## TO BE DONE
Scan the entries below. List each line with "type".

## Dataset entries on figures

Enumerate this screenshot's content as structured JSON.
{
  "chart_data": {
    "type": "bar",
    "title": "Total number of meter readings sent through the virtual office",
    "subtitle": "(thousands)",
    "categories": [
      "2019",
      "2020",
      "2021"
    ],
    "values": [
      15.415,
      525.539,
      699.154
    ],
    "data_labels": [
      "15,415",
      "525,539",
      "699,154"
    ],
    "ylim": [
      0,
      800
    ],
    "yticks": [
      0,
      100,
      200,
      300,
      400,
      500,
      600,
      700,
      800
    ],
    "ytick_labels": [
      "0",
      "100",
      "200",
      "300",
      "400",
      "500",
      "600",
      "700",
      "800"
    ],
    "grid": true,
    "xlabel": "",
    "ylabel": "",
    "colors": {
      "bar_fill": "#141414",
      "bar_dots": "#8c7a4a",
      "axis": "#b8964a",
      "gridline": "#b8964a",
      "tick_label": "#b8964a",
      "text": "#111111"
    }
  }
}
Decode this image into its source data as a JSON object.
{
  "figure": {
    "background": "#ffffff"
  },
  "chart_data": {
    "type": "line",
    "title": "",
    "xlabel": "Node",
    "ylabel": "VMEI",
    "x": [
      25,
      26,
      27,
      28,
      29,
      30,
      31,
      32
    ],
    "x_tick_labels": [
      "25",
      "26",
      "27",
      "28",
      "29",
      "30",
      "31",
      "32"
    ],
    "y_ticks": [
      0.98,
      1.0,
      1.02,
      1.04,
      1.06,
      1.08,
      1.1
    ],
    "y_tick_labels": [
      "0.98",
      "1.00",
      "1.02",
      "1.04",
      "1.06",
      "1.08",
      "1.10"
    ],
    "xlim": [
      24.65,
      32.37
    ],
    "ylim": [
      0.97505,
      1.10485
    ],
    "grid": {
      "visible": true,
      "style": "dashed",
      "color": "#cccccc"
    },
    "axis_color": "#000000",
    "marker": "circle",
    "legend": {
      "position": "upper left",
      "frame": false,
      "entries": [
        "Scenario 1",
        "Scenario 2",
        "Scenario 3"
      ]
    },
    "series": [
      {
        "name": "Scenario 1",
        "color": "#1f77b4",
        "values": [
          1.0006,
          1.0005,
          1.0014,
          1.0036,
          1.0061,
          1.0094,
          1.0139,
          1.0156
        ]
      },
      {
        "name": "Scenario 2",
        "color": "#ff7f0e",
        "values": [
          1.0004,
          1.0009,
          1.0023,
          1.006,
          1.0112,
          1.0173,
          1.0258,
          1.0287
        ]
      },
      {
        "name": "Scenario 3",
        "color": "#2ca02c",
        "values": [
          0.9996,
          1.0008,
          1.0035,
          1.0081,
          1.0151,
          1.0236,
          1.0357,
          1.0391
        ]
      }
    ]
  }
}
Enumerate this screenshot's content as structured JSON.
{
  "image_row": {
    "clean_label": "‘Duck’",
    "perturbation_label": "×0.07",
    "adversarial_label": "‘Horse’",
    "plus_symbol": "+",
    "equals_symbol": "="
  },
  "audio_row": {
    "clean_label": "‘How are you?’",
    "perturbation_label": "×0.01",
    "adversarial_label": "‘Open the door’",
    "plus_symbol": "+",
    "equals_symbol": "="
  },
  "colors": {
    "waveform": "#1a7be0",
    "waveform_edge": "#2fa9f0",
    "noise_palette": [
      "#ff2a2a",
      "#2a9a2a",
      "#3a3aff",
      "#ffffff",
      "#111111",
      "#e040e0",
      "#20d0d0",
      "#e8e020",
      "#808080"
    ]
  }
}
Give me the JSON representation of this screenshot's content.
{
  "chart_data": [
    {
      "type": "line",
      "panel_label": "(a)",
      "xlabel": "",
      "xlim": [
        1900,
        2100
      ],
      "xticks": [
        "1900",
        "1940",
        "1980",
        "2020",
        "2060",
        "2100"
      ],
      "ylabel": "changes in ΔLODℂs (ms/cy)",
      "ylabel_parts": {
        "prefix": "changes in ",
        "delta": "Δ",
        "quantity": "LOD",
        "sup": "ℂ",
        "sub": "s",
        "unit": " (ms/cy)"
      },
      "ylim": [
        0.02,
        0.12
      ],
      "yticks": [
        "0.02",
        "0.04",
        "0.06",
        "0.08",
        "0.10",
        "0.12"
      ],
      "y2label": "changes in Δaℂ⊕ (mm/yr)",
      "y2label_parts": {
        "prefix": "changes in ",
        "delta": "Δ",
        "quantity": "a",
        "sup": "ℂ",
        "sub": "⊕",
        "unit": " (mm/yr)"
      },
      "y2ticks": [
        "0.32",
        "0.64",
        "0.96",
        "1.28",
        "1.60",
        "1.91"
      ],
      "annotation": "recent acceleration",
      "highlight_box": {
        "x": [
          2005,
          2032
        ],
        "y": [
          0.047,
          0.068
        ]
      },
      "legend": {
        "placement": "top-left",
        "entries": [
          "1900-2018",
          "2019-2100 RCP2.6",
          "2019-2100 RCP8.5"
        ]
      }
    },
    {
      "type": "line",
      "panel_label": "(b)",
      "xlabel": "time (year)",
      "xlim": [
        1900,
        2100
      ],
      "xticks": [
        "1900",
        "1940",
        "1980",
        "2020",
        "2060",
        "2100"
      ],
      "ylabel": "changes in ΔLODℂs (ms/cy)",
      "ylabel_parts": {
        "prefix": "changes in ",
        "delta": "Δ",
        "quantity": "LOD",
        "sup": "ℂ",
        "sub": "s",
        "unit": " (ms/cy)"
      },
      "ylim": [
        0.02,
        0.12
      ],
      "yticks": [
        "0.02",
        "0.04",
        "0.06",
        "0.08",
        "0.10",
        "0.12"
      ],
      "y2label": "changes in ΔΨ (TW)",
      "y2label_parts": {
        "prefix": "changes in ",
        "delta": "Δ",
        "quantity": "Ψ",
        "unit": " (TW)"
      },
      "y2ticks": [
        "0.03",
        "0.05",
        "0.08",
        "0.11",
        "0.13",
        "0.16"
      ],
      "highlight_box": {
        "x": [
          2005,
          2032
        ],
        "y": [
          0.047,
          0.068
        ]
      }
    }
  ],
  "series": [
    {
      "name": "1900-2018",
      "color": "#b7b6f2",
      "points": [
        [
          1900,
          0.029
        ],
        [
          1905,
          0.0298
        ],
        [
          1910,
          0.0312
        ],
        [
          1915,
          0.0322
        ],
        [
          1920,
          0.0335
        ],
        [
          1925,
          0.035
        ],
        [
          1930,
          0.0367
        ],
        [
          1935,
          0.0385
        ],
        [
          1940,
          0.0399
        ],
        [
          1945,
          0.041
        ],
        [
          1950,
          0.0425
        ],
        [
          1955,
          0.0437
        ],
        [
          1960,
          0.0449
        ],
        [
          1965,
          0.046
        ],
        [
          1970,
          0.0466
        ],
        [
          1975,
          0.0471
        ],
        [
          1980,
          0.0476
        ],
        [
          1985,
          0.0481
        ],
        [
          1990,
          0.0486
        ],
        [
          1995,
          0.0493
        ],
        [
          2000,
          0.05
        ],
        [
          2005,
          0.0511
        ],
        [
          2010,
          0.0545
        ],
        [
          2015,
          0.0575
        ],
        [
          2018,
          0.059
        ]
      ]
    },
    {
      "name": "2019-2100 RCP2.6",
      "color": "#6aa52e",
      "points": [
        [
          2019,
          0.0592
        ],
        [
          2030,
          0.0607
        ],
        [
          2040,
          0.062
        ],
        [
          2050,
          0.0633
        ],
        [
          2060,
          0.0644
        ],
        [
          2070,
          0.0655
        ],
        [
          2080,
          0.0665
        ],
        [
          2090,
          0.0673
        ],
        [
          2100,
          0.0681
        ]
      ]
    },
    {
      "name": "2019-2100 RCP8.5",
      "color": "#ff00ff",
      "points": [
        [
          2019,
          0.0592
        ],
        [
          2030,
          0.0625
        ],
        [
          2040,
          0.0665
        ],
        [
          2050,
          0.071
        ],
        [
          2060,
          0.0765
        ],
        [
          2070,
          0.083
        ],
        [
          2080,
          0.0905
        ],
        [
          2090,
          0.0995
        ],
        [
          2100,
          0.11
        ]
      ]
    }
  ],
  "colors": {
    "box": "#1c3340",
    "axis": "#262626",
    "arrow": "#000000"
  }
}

## WRITTEN RESPONSE
    "type": "bar",
    "type": "line",
      "type": "line",
      "type": "line",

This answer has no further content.